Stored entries
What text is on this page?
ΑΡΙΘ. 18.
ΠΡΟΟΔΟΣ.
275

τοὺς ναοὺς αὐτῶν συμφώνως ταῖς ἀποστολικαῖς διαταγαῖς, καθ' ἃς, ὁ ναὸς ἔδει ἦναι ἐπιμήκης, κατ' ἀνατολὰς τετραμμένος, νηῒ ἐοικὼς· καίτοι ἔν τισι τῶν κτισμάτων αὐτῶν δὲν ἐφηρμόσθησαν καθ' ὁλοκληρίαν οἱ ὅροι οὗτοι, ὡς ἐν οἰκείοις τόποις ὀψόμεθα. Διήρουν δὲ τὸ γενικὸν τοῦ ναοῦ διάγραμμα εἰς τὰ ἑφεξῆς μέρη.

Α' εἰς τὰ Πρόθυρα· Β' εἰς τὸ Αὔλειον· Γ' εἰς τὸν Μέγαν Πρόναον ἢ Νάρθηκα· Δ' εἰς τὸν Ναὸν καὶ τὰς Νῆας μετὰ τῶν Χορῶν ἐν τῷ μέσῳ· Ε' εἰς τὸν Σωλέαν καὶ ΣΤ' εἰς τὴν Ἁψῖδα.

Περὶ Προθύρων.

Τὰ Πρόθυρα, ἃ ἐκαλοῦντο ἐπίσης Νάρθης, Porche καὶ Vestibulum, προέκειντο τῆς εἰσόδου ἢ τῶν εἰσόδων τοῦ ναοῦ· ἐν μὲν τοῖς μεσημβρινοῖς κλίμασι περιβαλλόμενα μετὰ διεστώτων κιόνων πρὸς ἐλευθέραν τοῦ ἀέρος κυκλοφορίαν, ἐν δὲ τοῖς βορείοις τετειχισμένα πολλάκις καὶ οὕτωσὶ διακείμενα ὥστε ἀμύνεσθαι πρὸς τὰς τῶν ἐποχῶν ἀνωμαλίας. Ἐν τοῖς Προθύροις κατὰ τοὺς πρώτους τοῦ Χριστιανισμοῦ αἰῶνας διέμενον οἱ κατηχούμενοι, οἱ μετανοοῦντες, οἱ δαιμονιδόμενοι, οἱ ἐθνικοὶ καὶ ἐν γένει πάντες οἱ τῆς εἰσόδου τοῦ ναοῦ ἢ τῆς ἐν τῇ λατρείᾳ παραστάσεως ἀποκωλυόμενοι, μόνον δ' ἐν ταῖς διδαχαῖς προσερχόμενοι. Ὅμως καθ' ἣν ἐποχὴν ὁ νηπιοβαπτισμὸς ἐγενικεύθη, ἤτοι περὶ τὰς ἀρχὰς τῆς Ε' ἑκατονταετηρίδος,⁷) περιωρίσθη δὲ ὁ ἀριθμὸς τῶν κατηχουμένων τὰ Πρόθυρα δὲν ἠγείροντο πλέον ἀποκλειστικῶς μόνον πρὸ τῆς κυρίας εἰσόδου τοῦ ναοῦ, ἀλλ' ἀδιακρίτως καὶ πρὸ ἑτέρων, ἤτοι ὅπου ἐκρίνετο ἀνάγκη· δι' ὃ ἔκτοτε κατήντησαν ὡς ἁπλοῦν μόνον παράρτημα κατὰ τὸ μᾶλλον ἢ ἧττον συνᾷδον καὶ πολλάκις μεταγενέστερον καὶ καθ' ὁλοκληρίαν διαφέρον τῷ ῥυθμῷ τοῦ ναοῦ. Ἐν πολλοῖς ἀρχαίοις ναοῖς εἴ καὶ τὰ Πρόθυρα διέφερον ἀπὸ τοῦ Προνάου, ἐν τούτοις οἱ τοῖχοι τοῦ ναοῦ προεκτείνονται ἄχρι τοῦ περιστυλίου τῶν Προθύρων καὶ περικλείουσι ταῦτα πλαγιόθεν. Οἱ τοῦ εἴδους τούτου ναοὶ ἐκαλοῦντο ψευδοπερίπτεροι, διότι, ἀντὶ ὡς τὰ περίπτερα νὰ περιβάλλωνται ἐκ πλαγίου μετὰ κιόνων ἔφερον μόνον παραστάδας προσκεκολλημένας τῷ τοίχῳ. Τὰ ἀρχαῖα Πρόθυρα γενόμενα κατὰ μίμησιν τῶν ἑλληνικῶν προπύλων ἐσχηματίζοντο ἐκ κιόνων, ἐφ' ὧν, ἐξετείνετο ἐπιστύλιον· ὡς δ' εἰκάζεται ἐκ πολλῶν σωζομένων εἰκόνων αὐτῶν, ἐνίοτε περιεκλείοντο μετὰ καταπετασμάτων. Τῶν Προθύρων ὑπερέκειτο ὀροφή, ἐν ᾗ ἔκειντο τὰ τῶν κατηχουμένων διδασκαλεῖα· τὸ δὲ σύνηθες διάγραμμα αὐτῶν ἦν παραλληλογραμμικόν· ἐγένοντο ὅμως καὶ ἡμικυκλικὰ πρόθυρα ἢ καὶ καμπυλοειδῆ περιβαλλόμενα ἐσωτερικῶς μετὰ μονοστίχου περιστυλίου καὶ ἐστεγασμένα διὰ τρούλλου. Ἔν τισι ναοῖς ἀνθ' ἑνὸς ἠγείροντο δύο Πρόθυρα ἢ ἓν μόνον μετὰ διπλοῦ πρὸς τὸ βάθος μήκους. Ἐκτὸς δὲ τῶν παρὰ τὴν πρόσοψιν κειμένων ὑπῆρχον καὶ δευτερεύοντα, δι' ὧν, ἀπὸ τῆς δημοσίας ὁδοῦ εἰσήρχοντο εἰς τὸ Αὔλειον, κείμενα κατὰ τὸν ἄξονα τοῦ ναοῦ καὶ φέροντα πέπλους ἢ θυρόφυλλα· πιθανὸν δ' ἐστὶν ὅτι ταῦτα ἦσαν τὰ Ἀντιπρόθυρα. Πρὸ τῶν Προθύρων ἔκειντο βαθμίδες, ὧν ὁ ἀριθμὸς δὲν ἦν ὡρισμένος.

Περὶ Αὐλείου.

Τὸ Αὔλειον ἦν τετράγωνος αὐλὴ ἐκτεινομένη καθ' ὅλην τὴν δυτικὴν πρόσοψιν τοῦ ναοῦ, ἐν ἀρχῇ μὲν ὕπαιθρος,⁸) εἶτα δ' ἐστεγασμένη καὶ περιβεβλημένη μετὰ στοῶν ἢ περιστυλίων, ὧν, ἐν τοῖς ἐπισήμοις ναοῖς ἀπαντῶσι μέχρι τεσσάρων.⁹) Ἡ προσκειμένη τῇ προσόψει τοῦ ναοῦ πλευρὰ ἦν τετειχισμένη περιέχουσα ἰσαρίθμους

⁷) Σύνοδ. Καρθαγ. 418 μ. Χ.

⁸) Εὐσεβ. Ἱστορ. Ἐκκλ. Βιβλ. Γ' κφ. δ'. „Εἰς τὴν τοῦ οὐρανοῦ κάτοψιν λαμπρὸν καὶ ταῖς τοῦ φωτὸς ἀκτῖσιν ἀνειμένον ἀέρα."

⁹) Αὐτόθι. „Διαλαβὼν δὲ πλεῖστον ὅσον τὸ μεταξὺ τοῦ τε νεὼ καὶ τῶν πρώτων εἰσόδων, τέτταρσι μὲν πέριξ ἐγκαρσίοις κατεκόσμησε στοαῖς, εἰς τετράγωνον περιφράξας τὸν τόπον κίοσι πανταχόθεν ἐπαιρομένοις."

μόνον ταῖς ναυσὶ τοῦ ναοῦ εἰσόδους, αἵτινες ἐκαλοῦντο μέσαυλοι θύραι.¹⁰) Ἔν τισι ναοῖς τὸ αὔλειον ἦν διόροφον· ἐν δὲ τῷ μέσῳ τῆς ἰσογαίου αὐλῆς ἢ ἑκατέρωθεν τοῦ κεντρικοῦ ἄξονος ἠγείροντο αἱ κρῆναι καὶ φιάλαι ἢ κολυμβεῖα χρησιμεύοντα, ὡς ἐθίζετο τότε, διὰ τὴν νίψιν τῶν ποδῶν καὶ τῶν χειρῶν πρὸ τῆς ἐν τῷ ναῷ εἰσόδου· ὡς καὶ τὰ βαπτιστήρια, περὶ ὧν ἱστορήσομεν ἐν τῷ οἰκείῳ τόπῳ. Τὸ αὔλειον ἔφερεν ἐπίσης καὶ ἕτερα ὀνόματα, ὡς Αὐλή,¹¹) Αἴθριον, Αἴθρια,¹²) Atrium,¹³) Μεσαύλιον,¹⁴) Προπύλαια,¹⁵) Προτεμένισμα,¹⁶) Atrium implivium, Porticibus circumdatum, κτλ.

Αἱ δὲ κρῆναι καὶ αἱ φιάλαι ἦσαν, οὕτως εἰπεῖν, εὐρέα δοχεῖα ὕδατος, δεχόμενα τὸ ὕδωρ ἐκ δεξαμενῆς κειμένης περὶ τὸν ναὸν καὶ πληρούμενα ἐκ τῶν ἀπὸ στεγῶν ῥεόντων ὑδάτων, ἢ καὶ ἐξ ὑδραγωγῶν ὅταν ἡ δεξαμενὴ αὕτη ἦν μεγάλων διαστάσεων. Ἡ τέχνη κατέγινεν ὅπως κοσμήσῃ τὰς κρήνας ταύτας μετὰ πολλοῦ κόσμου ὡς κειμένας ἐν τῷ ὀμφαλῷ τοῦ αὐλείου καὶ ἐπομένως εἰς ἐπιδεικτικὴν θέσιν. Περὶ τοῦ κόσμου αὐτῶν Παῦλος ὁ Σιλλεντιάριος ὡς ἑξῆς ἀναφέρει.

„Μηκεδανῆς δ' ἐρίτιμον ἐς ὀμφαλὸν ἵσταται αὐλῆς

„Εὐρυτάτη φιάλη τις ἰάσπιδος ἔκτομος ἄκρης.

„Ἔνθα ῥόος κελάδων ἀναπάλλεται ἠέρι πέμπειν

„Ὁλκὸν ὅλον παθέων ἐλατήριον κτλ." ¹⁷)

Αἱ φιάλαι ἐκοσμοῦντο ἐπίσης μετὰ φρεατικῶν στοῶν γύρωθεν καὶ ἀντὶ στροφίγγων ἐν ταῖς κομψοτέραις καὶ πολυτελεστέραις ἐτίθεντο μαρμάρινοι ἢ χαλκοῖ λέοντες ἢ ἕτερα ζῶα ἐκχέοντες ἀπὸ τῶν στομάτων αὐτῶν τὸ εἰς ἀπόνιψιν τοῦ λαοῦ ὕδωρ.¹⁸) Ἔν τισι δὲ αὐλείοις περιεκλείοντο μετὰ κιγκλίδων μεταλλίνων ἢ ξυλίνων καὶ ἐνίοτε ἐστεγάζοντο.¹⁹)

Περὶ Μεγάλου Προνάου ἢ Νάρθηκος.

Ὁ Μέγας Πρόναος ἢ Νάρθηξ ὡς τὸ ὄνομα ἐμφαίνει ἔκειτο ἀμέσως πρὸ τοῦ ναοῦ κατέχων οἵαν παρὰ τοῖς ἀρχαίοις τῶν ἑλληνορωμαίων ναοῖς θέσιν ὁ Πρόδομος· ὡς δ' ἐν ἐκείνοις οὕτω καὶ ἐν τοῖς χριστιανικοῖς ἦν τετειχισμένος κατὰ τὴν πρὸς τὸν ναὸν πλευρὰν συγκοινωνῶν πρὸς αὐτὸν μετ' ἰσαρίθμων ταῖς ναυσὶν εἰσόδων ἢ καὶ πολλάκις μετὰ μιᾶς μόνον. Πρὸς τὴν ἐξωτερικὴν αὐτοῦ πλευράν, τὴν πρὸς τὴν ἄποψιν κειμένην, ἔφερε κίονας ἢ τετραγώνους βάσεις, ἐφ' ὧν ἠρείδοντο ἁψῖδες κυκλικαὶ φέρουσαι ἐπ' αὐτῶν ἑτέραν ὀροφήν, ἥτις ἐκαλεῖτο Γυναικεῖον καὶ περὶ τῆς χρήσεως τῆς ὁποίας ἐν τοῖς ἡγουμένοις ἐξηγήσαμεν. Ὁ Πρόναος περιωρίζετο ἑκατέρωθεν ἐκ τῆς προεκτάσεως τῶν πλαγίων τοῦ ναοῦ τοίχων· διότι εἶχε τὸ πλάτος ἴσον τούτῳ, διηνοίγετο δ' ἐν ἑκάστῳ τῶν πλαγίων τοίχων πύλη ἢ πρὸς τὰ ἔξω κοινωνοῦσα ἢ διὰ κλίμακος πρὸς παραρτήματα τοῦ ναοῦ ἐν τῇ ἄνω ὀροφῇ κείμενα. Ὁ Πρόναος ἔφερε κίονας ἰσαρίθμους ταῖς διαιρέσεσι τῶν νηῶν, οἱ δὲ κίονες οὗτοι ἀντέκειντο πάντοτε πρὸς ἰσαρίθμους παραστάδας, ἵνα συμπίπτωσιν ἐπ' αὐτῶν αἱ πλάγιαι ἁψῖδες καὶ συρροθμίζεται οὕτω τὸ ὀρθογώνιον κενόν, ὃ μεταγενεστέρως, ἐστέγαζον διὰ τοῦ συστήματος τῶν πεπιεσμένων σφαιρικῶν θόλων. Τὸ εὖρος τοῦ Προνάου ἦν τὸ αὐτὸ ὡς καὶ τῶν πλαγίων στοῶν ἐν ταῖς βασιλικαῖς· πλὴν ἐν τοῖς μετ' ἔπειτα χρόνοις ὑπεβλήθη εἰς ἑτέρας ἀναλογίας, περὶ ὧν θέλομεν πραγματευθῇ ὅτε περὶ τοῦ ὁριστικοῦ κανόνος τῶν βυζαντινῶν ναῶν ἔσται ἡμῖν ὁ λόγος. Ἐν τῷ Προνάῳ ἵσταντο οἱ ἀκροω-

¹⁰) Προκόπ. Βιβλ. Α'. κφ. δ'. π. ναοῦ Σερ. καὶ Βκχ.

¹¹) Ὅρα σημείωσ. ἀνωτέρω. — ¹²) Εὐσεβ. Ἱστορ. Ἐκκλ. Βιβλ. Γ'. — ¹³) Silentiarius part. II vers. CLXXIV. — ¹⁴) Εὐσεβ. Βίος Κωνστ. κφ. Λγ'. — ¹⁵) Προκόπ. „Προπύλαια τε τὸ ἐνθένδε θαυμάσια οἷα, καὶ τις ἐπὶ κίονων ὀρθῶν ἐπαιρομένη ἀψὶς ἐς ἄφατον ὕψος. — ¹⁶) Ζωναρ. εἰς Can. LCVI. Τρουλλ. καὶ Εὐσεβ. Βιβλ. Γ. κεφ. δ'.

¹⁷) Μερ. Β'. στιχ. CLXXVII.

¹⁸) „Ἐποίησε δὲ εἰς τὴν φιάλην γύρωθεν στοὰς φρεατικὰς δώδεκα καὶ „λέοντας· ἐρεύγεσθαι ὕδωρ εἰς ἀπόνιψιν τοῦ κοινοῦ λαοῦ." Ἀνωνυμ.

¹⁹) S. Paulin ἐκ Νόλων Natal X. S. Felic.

#### [EXERCISE GOAL]
Each line holding "λαοῦ" must be found and copied.

#### [WRITTEN SOLUTION]
Αἱ φιάλαι ἐκοσμοῦντο ἐπίσης μετὰ φρεατικῶν στοῶν γύρωθεν καὶ ἀντὶ στροφίγγων ἐν ταῖς κομψοτέραις καὶ πολυτελεστέραις ἐτίθεντο μαρμάρινοι ἢ χαλκοῖ λέοντες ἢ ἕτερα ζῶα ἐκχέοντες ἀπὸ τῶν στομάτων αὐτῶν τὸ εἰς ἀπόνιψιν τοῦ λαοῦ ὕδωρ.¹⁸) Ἔν τισι δὲ αὐλείοις περιεκλείοντο μετὰ κιγκλίδων μεταλλίνων ἢ ξυλίνων καὶ ἐνίοτε ἐστεγάζοντο.¹⁹)
¹⁸) „Ἐποίησε δὲ εἰς τὴν φιάλην γύρωθεν στοὰς φρεατικὰς δώδεκα καὶ „λέοντας· ἐρεύγεσθαι ὕδωρ εἰς ἀπόνιψιν τοῦ κοινοῦ λαοῦ." Ἀνωνυμ.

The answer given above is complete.